--- start of DATA RECORDS ---

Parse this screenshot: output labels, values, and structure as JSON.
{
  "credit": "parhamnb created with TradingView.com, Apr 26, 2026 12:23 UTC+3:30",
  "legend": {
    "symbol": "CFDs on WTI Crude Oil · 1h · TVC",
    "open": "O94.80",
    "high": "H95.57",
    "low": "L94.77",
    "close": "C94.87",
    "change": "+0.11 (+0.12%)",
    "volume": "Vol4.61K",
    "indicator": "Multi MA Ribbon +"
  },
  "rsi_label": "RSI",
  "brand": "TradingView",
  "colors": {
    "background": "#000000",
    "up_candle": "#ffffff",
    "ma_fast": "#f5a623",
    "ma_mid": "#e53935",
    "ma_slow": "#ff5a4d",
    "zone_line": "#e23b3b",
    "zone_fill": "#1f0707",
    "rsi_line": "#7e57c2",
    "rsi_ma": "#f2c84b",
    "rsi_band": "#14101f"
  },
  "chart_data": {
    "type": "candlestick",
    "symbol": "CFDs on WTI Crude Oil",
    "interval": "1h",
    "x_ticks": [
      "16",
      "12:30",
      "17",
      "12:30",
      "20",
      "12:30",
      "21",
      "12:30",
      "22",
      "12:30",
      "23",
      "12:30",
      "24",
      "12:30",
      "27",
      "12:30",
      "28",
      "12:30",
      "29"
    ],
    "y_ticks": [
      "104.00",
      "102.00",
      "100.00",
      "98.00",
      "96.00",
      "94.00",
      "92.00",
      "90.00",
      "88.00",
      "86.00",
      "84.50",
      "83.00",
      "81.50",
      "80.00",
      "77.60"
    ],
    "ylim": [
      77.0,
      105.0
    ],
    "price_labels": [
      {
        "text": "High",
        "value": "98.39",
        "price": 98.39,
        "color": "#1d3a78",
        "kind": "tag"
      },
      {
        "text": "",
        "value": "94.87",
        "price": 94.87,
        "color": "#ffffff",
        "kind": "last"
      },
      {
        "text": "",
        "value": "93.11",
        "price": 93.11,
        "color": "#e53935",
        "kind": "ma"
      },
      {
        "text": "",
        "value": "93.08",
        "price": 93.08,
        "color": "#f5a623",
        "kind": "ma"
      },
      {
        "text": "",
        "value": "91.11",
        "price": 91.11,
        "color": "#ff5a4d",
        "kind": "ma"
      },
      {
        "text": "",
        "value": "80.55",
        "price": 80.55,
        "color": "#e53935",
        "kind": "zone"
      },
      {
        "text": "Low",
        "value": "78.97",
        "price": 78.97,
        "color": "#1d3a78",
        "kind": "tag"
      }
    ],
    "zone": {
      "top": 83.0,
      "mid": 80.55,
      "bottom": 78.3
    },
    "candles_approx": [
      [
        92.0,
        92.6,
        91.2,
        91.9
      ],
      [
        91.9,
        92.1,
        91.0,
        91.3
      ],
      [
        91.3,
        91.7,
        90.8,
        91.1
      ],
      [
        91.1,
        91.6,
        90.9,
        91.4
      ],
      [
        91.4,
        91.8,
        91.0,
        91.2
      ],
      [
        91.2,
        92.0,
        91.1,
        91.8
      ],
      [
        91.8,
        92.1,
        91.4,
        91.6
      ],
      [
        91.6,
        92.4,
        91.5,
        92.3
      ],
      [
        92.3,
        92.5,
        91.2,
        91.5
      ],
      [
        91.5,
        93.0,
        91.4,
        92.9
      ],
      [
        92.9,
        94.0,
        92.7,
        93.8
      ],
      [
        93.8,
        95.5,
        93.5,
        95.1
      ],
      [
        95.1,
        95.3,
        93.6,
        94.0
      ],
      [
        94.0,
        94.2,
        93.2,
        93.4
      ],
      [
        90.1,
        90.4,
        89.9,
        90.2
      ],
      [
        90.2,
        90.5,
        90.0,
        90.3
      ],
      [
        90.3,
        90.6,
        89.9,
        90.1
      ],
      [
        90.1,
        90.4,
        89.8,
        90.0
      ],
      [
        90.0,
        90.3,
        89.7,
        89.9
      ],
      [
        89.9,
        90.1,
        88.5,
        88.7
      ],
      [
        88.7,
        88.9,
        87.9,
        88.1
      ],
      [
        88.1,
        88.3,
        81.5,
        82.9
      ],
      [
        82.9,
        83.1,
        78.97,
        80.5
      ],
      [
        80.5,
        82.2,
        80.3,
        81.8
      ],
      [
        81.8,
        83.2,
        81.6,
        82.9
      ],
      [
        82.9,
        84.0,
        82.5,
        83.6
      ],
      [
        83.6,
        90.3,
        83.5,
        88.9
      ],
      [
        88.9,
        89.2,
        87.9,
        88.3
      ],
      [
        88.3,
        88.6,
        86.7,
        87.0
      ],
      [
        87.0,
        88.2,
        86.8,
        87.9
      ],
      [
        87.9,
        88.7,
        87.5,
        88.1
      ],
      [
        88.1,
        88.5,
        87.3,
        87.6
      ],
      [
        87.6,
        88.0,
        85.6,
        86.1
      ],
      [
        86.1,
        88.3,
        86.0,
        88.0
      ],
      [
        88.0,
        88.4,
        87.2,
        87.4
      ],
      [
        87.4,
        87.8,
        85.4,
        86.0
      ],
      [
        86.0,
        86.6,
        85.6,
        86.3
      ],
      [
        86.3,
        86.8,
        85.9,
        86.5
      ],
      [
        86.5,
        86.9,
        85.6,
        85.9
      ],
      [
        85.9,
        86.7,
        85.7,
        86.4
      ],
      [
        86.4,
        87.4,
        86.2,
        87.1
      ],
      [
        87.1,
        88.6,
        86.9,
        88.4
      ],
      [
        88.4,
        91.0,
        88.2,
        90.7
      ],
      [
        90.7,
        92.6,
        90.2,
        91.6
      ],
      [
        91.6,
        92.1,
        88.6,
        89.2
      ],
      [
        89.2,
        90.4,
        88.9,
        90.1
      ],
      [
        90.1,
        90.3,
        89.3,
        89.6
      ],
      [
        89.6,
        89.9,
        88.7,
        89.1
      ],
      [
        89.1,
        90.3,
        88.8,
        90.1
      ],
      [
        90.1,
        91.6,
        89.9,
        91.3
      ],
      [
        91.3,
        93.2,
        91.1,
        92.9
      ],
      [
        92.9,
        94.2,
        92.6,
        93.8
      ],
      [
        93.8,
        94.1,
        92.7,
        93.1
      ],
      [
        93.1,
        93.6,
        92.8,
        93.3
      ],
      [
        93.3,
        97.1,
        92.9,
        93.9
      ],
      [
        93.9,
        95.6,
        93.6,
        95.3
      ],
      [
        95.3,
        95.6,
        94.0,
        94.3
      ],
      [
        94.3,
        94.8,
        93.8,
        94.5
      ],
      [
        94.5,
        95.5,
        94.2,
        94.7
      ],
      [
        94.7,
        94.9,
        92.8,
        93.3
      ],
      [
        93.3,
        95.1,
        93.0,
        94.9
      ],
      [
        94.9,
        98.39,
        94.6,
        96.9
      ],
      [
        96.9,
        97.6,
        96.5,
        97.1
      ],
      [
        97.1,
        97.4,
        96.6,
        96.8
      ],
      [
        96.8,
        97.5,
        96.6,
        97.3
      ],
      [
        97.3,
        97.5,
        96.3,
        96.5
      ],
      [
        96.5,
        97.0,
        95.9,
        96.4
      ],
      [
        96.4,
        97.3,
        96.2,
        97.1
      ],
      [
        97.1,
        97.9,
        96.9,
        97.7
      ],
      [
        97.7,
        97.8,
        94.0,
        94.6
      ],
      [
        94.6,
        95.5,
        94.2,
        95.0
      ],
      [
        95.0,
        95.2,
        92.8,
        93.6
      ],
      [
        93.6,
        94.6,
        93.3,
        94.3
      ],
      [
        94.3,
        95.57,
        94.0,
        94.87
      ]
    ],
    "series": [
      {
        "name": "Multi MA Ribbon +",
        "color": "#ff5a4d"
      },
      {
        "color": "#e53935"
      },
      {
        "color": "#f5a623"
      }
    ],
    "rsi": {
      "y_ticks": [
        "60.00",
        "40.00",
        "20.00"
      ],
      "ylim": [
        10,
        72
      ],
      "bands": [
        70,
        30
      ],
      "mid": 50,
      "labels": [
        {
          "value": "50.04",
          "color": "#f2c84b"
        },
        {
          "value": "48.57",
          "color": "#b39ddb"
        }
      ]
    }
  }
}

--- end of DATA RECORDS ---

* _AIM OF THE TASK_: Copy each line above containing the string "Crude".

* _TASK RESPONSE_:
    "symbol": "CFDs on WTI Crude Oil · 1h · TVC",
    "symbol": "CFDs on WTI Crude Oil",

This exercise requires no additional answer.